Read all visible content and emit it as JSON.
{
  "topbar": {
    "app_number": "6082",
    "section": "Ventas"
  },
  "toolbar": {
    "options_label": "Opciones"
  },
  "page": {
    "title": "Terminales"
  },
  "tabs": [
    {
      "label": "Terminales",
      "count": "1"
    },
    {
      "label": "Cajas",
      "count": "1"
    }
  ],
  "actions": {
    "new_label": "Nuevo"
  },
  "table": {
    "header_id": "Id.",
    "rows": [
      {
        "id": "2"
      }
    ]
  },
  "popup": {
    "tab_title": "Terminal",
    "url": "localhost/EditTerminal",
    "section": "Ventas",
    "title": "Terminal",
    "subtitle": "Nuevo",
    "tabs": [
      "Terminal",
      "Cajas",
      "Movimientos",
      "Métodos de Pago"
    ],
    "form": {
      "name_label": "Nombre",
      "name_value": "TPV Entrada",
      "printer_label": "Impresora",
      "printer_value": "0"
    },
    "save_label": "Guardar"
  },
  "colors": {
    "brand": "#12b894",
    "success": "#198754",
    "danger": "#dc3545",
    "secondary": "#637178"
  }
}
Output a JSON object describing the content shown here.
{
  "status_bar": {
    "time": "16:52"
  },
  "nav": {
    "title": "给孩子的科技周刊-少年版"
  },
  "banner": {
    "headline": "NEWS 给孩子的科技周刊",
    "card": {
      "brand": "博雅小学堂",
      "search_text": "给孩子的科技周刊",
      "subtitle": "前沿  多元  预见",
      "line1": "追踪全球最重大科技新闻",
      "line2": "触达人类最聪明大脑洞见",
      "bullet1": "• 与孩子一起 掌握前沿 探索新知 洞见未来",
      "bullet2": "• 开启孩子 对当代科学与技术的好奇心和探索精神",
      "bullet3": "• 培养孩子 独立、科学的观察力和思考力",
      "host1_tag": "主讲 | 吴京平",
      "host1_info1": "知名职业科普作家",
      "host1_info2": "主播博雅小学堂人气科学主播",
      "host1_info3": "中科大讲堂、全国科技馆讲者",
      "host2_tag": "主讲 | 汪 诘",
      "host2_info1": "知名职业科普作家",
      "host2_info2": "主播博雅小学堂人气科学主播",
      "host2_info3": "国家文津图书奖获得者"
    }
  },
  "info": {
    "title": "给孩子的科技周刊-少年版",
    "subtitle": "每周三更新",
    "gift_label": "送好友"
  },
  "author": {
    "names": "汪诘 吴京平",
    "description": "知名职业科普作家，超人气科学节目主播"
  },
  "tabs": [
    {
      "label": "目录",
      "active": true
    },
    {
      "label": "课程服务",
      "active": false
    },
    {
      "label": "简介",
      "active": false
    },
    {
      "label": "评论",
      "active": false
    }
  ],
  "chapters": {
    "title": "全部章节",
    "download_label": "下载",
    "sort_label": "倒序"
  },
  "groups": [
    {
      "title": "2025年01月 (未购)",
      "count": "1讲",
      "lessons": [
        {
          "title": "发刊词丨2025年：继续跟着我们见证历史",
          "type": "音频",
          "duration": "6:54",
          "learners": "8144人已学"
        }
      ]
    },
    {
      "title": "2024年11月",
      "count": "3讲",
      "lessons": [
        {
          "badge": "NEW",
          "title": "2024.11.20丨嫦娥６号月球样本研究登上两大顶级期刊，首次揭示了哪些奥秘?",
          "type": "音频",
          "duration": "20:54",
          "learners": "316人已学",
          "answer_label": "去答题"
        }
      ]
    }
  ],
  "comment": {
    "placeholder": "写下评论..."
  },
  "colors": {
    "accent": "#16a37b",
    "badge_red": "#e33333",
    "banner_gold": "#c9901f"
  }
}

# # # # # # #

Copy every record above exactly as it appears.

[EXERCISE RESPONSE]
Read all visible content and emit it as JSON.
{
  "topbar": {
    "app_number": "6082",
    "section": "Ventas"
  },
  "toolbar": {
    "options_label": "Opciones"
  },
  "page": {
    "title": "Terminales"
  },
  "tabs": [
    {
      "label": "Terminales",
      "count": "1"
    },
    {
      "label": "Cajas",
      "count": "1"
    }
  ],
  "actions": {
    "new_label": "Nuevo"
  },
  "table": {
    "header_id": "Id.",
    "rows": [
      {
        "id": "2"
      }
    ]
  },
  "popup": {
    "tab_title": "Terminal",
    "url": "localhost/EditTerminal",
    "section": "Ventas",
    "title": "Terminal",
    "subtitle": "Nuevo",
    "tabs": [
      "Terminal",
      "Cajas",
      "Movimientos",
      "Métodos de Pago"
    ],
    "form": {
      "name_label": "Nombre",
      "name_value": "TPV Entrada",
      "printer_label": "Impresora",
      "printer_value": "0"
    },
    "save_label": "Guardar"
  },
  "colors": {
    "brand": "#12b894",
    "success": "#198754",
    "danger": "#dc3545",
    "secondary": "#637178"
  }
}
Output a JSON object describing the content shown here.
{
  "status_bar": {
    "time": "16:52"
  },
  "nav": {
    "title": "给孩子的科技周刊-少年版"
  },
  "banner": {
    "headline": "NEWS 给孩子的科技周刊",
    "card": {
      "brand": "博雅小学堂",
      "search_text": "给孩子的科技周刊",
      "subtitle": "前沿  多元  预见",
      "line1": "追踪全球最重大科技新闻",
      "line2": "触达人类最聪明大脑洞见",
      "bullet1": "• 与孩子一起 掌握前沿 探索新知 洞见未来",
      "bullet2": "• 开启孩子 对当代科学与技术的好奇心和探索精神",
      "bullet3": "• 培养孩子 独立、科学的观察力和思考力",
      "host1_tag": "主讲 | 吴京平",
      "host1_info1": "知名职业科普作家",
      "host1_info2": "主播博雅小学堂人气科学主播",
      "host1_info3": "中科大讲堂、全国科技馆讲者",
      "host2_tag": "主讲 | 汪 诘",
      "host2_info1": "知名职业科普作家",
      "host2_info2": "主播博雅小学堂人气科学主播",
      "host2_info3": "国家文津图书奖获得者"
    }
  },
  "info": {
    "title": "给孩子的科技周刊-少年版",
    "subtitle": "每周三更新",
    "gift_label": "送好友"
  },
  "author": {
    "names": "汪诘 吴京平",
    "description": "知名职业科普作家，超人气科学节目主播"
  },
  "tabs": [
    {
      "label": "目录",
      "active": true
    },
    {
      "label": "课程服务",
      "active": false
    },
    {
      "label": "简介",
      "active": false
    },
    {
      "label": "评论",
      "active": false
    }
  ],
  "chapters": {
    "title": "全部章节",
    "download_label": "下载",
    "sort_label": "倒序"
  },
  "groups": [
    {
      "title": "2025年01月 (未购)",
      "count": "1讲",
      "lessons": [
        {
          "title": "发刊词丨2025年：继续跟着我们见证历史",
          "type": "音频",
          "duration": "6:54",
          "learners": "8144人已学"
        }
      ]
    },
    {
      "title": "2024年11月",
      "count": "3讲",
      "lessons": [
        {
          "badge": "NEW",
          "title": "2024.11.20丨嫦娥６号月球样本研究登上两大顶级期刊，首次揭示了哪些奥秘?",
          "type": "音频",
          "duration": "20:54",
          "learners": "316人已学",
          "answer_label": "去答题"
        }
      ]
    }
  ],
  "comment": {
    "placeholder": "写下评论..."
  },
  "colors": {
    "accent": "#16a37b",
    "badge_red": "#e33333",
    "banner_gold": "#c9901f"
  }
}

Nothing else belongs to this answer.